= Record excerpts =

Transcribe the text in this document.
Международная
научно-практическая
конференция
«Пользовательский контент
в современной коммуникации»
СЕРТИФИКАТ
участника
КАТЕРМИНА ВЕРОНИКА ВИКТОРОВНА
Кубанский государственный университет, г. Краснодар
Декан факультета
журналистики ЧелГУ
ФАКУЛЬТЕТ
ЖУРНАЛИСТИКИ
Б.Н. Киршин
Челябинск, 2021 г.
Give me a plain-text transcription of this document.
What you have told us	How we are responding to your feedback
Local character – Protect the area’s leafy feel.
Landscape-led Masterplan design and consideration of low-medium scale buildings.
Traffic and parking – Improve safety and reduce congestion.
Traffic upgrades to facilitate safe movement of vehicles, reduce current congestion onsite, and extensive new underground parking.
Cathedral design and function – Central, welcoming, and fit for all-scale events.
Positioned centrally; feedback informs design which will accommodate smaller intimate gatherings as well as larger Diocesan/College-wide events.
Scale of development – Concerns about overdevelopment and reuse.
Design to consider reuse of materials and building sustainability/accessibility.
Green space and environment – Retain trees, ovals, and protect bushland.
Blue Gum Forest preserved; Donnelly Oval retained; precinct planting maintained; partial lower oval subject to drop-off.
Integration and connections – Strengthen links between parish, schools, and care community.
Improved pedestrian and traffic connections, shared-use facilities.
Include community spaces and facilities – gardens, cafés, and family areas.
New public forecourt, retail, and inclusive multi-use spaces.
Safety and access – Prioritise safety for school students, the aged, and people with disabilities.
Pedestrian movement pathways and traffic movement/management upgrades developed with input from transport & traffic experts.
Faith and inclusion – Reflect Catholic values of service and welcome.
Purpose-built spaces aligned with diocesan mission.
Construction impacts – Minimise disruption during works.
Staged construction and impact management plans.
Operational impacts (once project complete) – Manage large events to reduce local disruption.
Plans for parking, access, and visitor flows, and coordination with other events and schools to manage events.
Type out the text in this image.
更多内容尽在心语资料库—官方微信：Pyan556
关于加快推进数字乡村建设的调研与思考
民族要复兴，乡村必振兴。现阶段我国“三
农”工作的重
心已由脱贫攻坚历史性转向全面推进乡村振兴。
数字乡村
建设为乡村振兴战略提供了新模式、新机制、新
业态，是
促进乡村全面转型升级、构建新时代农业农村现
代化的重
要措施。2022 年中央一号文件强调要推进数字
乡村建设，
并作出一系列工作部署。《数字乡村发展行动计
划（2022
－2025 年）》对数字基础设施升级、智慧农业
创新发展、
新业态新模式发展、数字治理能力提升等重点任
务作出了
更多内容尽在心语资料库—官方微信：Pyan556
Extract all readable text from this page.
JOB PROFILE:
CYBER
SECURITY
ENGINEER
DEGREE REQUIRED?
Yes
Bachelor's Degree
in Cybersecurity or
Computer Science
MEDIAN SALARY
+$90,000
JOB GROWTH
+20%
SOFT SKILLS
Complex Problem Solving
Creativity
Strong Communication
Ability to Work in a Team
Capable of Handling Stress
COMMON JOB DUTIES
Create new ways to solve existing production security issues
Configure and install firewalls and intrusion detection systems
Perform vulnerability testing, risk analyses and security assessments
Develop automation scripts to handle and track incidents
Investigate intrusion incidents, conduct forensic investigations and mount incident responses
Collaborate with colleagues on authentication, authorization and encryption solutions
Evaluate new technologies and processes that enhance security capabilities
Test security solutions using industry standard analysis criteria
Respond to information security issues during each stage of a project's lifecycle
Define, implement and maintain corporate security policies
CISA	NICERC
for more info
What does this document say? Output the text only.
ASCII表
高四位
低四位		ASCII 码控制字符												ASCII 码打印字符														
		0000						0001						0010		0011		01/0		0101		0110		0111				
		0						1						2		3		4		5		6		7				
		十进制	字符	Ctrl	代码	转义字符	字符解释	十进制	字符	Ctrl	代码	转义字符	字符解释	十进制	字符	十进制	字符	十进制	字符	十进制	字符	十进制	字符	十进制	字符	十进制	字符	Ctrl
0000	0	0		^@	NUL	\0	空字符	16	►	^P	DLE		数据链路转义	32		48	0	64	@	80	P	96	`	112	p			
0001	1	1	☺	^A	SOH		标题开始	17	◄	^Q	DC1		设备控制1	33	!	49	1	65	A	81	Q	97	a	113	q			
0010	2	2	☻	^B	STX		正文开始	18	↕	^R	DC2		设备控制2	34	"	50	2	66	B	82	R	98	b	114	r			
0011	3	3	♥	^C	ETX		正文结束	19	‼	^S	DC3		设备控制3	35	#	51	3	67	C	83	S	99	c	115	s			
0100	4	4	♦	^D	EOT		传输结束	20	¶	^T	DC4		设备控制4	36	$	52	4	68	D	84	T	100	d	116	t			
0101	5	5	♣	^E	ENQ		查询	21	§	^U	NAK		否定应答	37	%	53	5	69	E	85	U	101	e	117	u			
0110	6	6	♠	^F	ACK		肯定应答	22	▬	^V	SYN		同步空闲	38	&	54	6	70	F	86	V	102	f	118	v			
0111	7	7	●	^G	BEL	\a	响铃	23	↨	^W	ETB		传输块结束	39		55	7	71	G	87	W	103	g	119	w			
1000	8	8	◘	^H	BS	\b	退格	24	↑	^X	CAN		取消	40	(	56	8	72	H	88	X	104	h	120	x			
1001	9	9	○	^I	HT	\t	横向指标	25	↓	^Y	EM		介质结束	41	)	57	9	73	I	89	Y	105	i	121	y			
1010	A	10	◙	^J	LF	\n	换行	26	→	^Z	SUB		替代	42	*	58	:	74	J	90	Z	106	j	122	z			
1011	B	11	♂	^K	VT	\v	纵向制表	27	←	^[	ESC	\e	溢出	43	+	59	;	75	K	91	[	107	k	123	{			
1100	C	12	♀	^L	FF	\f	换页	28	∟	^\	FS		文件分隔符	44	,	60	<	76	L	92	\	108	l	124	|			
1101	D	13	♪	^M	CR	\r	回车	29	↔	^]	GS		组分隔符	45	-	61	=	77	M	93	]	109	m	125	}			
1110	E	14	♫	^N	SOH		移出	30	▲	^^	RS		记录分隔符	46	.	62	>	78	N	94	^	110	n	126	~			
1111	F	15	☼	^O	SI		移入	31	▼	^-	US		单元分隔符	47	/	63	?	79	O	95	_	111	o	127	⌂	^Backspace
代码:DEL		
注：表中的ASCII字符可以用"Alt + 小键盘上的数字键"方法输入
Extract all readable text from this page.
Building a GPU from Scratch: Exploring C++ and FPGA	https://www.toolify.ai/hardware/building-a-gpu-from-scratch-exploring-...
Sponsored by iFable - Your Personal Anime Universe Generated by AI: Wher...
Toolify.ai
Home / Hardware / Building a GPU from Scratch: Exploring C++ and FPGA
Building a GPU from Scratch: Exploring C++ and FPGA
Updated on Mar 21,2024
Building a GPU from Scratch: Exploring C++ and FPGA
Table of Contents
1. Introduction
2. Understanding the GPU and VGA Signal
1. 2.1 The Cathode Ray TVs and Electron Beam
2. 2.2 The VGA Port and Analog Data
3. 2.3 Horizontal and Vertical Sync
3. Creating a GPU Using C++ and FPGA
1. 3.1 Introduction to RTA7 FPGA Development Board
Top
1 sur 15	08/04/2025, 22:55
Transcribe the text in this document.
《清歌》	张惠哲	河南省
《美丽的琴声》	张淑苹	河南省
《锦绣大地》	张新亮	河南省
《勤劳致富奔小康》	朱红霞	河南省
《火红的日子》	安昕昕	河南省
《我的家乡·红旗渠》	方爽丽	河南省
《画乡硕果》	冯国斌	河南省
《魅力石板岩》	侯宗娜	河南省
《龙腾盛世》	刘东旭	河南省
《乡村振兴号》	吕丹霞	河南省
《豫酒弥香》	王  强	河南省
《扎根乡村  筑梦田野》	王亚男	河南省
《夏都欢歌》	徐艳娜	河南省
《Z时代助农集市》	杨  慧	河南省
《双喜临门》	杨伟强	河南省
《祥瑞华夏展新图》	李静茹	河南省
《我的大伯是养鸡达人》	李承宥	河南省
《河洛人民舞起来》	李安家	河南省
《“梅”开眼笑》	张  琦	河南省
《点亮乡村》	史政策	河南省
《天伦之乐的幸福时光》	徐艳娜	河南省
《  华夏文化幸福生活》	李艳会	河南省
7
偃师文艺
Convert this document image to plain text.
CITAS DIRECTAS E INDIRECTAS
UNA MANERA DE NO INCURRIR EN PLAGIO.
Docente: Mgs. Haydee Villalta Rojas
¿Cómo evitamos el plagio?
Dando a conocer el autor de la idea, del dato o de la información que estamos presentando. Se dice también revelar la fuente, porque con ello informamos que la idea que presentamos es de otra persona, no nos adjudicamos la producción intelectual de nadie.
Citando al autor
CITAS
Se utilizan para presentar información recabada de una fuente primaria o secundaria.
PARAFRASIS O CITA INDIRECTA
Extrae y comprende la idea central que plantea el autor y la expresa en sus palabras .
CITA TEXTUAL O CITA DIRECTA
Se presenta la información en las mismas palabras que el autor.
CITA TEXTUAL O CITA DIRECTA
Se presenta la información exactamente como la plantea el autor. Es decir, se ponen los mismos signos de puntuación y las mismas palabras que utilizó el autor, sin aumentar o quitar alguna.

= Instructions to follow =
Give the count of lines in the data shown above that contain "issues", and nothing else.

= Task solution =
2